EXERCISE OBJECTIVE -
Transcribe exactly the entries from the "What's the underlying" line to the end, both included, minus pictures.

(Stored data entries)
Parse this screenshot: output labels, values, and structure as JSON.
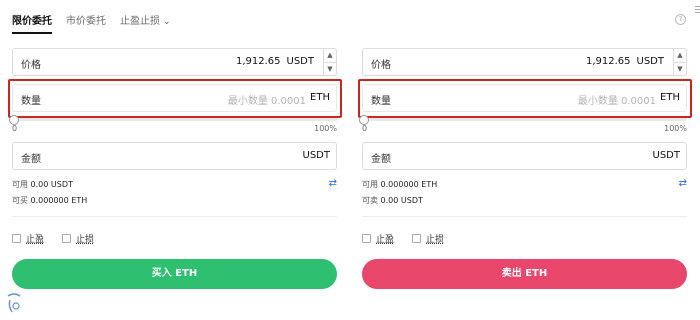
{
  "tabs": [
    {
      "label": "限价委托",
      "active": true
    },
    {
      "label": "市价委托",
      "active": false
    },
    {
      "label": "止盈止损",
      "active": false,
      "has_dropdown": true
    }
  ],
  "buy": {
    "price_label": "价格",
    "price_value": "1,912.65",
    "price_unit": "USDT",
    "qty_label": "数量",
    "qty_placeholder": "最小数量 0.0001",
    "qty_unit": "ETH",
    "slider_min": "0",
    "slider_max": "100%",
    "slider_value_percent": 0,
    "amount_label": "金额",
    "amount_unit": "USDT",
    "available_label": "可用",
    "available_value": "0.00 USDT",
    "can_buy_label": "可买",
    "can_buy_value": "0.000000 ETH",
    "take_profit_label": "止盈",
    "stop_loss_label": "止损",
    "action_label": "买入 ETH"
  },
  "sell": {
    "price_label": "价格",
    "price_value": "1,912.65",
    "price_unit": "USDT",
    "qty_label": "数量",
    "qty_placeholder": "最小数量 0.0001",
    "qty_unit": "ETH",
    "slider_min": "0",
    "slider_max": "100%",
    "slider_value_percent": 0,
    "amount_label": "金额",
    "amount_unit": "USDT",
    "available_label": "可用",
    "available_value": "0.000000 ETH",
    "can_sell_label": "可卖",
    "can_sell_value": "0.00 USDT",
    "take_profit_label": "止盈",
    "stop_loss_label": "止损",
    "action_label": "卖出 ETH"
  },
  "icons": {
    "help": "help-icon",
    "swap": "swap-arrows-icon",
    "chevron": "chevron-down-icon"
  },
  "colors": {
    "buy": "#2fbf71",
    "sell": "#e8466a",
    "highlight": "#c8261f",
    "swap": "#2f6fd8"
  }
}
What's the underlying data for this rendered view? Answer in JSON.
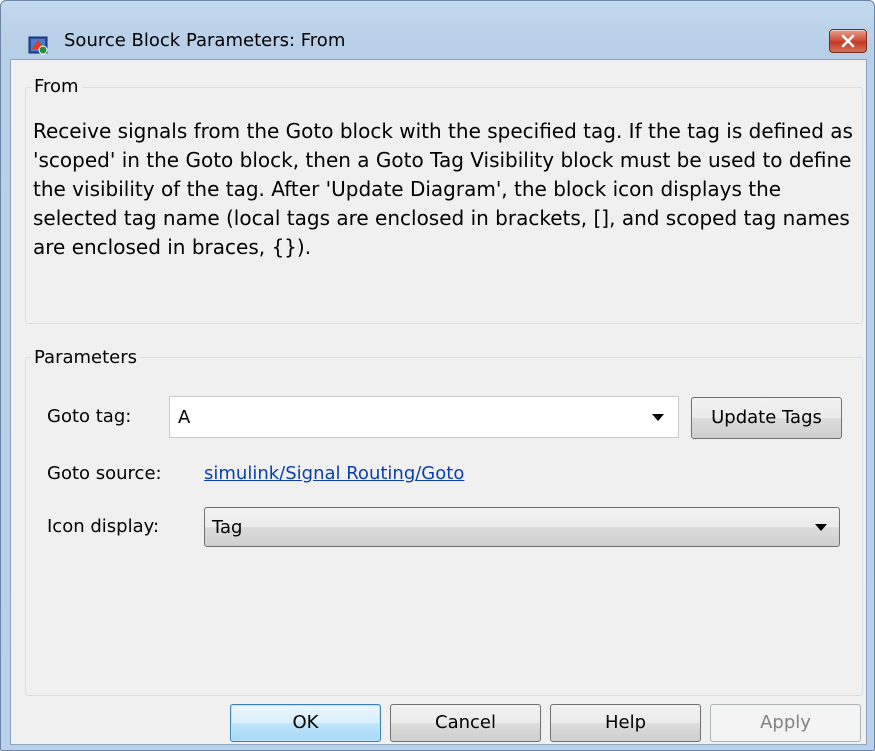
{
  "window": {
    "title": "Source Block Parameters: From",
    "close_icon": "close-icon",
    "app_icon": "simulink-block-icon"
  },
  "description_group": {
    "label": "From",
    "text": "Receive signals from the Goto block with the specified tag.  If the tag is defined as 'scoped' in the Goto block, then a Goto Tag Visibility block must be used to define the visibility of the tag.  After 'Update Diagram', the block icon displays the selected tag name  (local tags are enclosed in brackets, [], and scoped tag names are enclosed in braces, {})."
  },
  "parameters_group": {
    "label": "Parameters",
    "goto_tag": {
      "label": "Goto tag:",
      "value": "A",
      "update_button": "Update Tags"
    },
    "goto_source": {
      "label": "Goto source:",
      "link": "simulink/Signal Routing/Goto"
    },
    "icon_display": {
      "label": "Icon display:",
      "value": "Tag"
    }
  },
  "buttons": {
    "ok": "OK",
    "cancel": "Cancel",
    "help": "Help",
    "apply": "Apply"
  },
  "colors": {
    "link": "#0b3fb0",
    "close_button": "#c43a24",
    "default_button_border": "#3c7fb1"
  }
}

TASK ANSWER -
What's the underlying data for this rendered view? Answer in JSON.
{
  "window": {
    "title": "Source Block Parameters: From",
    "close_icon": "close-icon",
    "app_icon": "simulink-block-icon"
  },
  "description_group": {
    "label": "From",
    "text": "Receive signals from the Goto block with the specified tag.  If the tag is defined as 'scoped' in the Goto block, then a Goto Tag Visibility block must be used to define the visibility of the tag.  After 'Update Diagram', the block icon displays the selected tag name  (local tags are enclosed in brackets, [], and scoped tag names are enclosed in braces, {})."
  },
  "parameters_group": {
    "label": "Parameters",
    "goto_tag": {
      "label": "Goto tag:",
      "value": "A",
      "update_button": "Update Tags"
    },
    "goto_source": {
      "label": "Goto source:",
      "link": "simulink/Signal Routing/Goto"
    },
    "icon_display": {
      "label": "Icon display:",
      "value": "Tag"
    }
  },
  "buttons": {
    "ok": "OK",
    "cancel": "Cancel",
    "help": "Help",
    "apply": "Apply"
  },
  "colors": {
    "link": "#0b3fb0",
    "close_button": "#c43a24",
    "default_button_border": "#3c7fb1"
  }
}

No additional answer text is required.